▶ **Exercise requirements**
For this exercise, copy out each line of the material below that includes "실시실적".

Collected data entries
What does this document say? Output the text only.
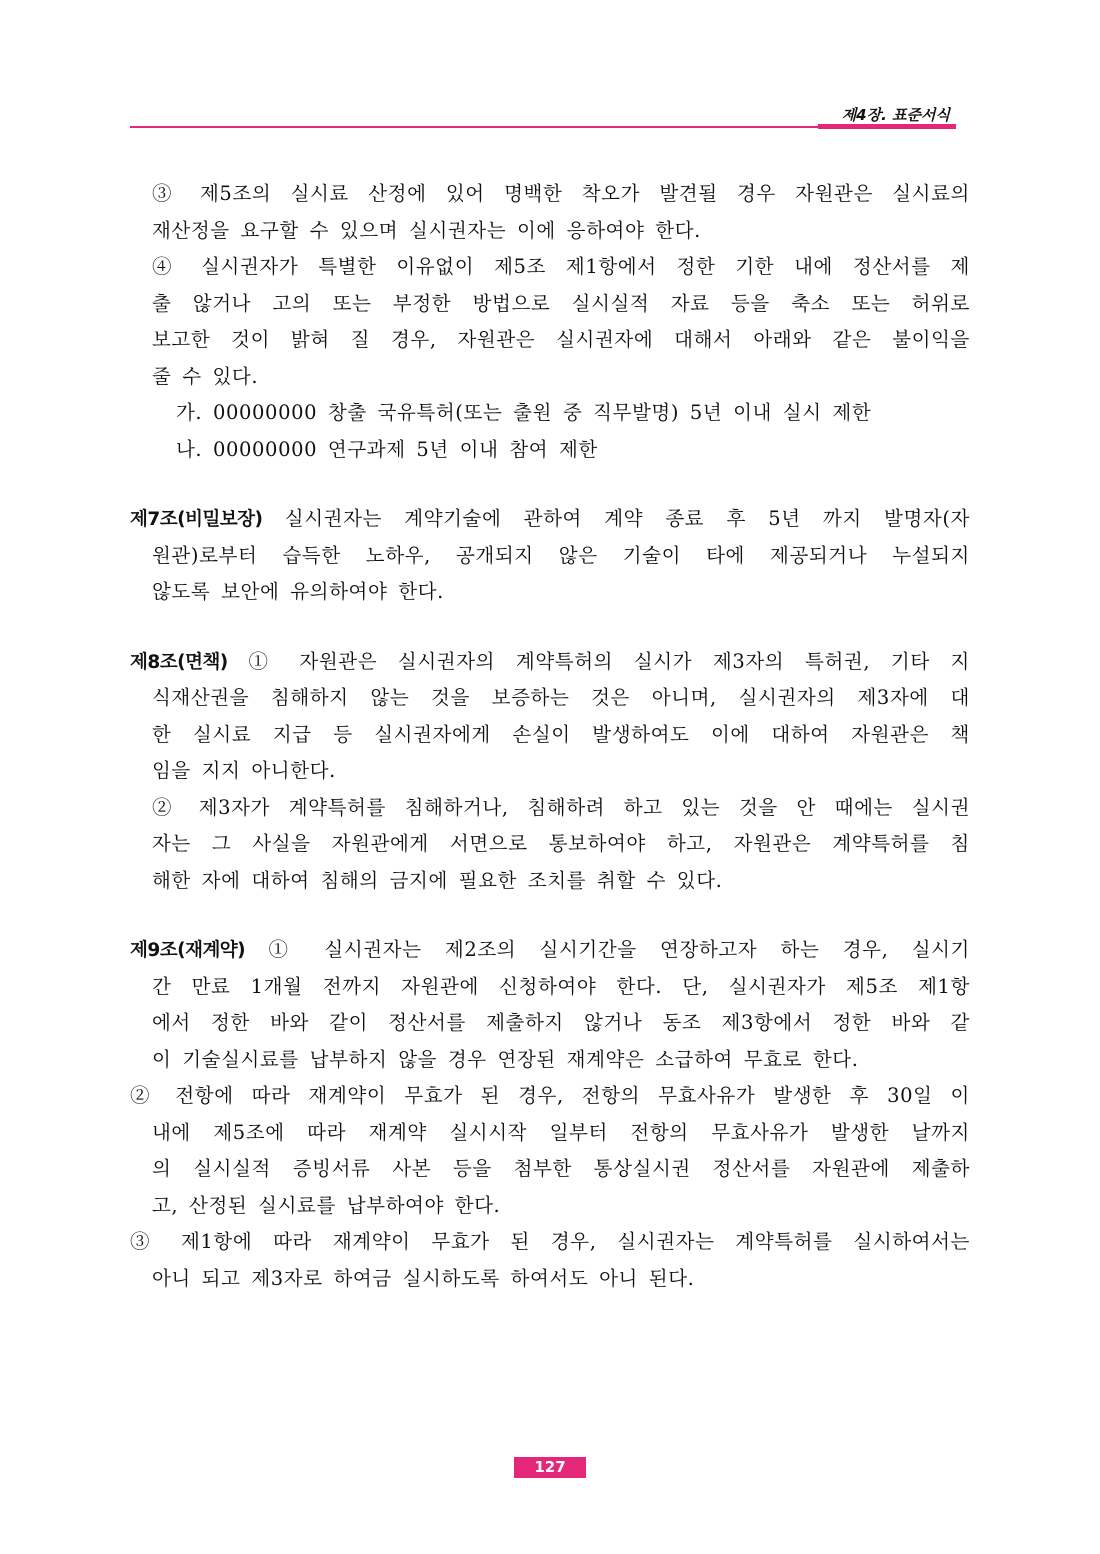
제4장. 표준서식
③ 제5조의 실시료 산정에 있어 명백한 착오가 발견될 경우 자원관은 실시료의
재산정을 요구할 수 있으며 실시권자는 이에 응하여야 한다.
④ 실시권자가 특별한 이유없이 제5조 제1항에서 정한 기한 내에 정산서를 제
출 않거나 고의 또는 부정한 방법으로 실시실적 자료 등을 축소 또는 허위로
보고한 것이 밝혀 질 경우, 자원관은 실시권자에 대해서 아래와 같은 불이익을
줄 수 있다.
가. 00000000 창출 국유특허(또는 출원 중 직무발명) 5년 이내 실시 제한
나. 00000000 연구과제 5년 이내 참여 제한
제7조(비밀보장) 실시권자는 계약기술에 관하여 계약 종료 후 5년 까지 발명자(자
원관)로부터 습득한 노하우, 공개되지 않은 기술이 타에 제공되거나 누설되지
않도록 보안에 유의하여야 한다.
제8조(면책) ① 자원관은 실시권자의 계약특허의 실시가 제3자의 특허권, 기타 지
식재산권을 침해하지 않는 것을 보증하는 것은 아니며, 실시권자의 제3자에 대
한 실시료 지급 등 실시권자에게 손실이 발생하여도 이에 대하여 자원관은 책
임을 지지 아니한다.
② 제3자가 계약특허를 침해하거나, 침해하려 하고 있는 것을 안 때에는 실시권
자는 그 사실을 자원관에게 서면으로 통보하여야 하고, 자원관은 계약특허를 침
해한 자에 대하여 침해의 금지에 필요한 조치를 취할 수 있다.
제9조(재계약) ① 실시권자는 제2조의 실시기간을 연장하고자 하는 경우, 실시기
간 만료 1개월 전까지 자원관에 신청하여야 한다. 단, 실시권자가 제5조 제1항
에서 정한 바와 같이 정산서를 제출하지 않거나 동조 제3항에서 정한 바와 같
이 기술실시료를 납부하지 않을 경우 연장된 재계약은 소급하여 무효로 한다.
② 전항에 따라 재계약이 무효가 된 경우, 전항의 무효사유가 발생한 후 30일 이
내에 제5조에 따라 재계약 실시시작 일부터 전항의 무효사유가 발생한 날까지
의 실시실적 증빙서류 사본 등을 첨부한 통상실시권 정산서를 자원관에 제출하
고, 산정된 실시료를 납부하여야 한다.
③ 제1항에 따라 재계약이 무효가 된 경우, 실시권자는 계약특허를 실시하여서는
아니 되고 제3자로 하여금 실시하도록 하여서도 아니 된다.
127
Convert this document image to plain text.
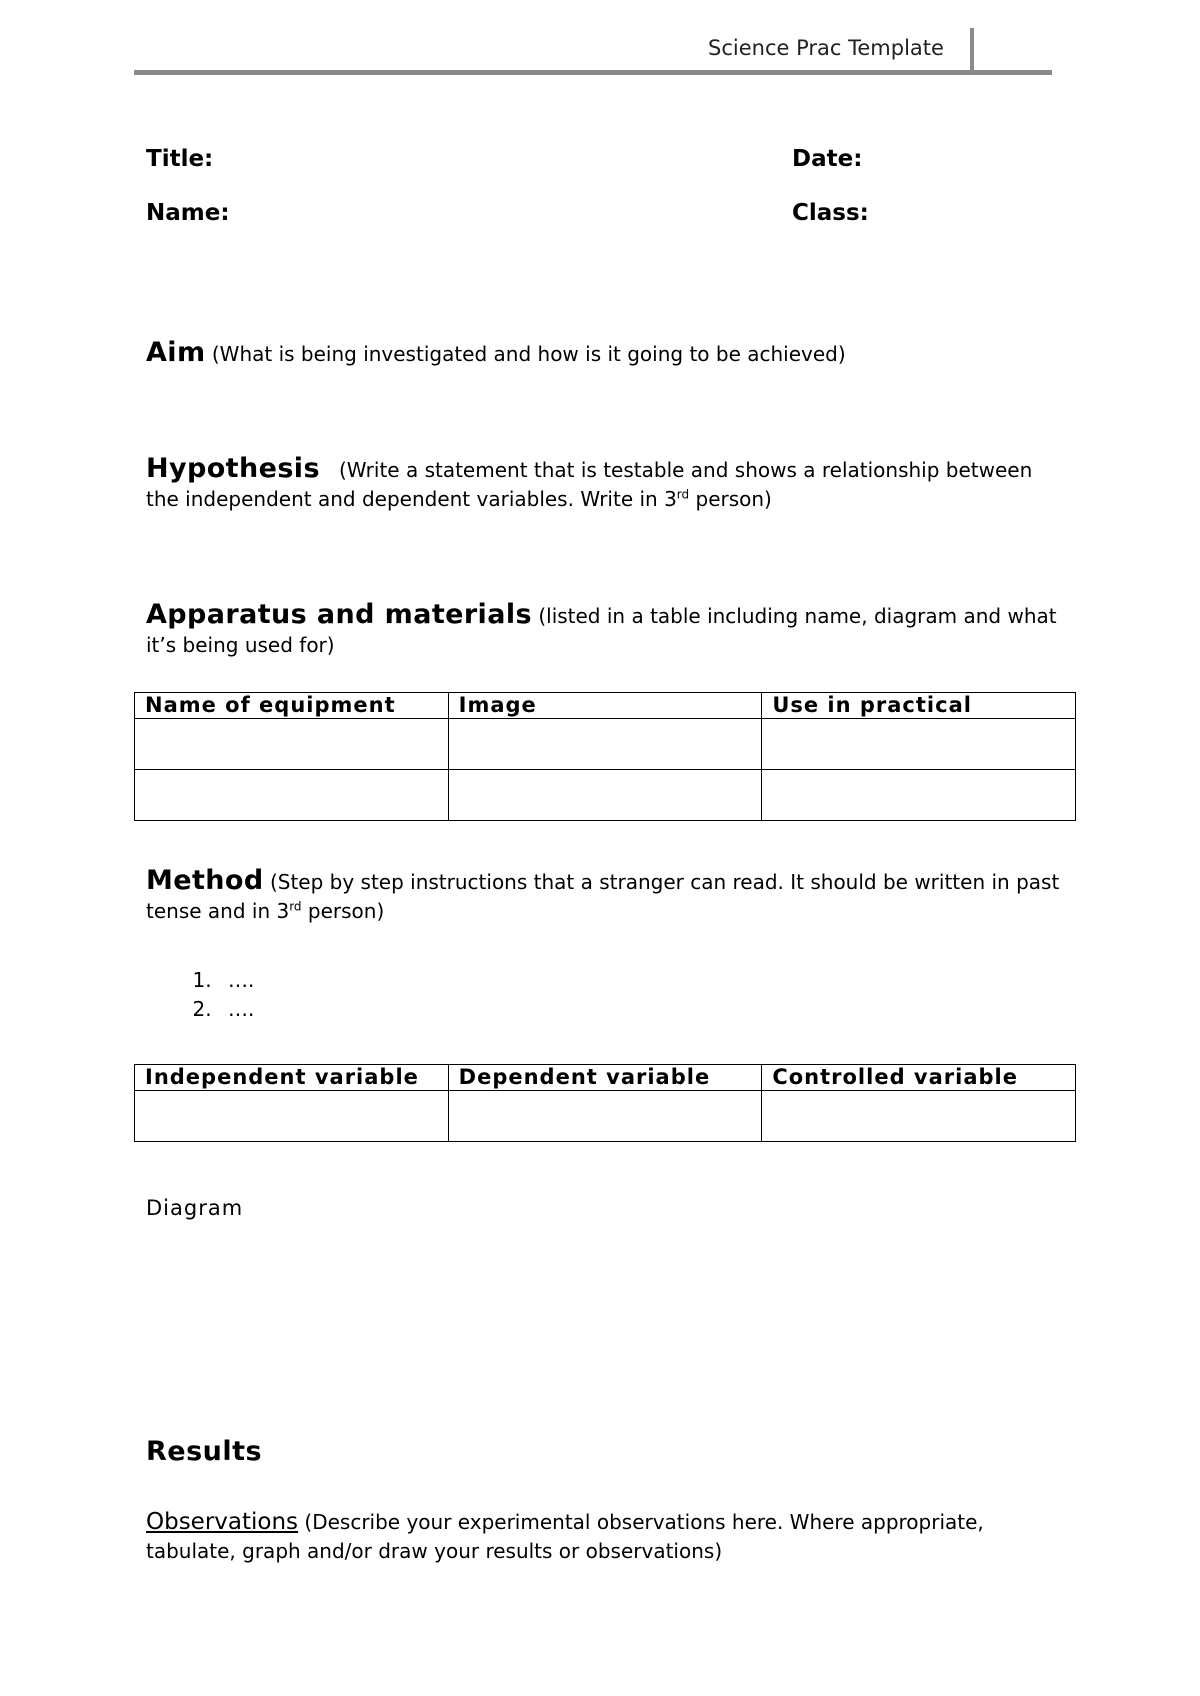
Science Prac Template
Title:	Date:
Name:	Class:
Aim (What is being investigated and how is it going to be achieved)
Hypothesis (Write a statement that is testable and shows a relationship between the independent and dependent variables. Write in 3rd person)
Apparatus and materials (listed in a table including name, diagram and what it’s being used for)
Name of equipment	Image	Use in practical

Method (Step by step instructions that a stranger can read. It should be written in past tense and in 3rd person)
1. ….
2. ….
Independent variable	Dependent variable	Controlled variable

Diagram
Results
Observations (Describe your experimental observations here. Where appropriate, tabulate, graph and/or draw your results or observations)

==

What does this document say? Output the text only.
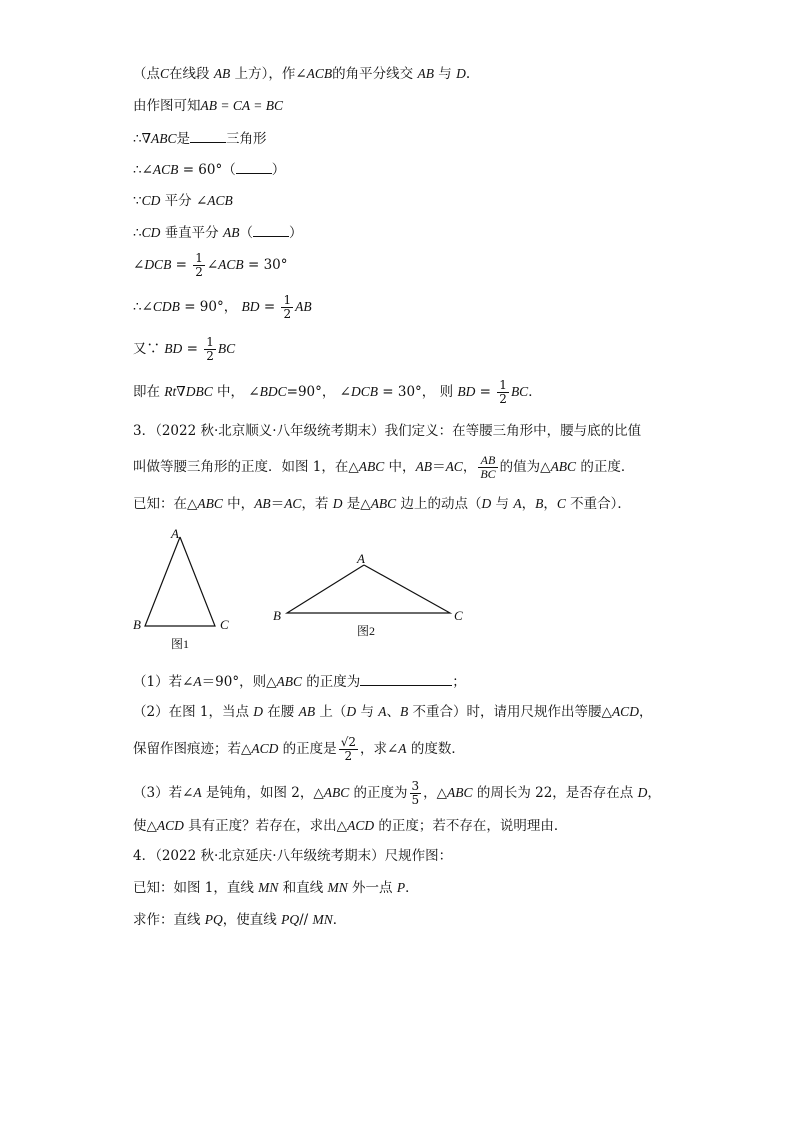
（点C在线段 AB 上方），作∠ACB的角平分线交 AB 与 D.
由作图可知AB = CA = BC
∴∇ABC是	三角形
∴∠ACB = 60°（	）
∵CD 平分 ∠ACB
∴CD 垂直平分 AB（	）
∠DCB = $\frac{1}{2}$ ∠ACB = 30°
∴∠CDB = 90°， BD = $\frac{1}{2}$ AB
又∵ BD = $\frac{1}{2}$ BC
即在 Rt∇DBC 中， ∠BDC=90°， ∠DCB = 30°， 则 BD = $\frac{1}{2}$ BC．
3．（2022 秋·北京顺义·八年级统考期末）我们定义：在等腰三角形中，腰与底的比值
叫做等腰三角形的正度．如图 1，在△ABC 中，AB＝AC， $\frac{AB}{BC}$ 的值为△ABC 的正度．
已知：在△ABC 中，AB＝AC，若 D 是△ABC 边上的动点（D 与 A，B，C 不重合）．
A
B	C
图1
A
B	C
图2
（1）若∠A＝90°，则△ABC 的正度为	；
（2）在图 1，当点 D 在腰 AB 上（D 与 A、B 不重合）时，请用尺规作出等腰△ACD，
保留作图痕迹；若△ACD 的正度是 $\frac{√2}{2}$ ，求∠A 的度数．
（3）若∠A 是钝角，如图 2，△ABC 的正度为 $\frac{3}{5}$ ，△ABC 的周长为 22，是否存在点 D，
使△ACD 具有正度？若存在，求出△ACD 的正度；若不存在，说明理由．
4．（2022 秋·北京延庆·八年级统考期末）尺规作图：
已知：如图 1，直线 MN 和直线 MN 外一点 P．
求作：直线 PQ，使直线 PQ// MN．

▶ **Exercise result**
출 않거나 고의 또는 부정한 방법으로 실시실적 자료 등을 축소 또는 허위로
의 실시실적 증빙서류 사본 등을 첨부한 통상실시권 정산서를 자원관에 제출하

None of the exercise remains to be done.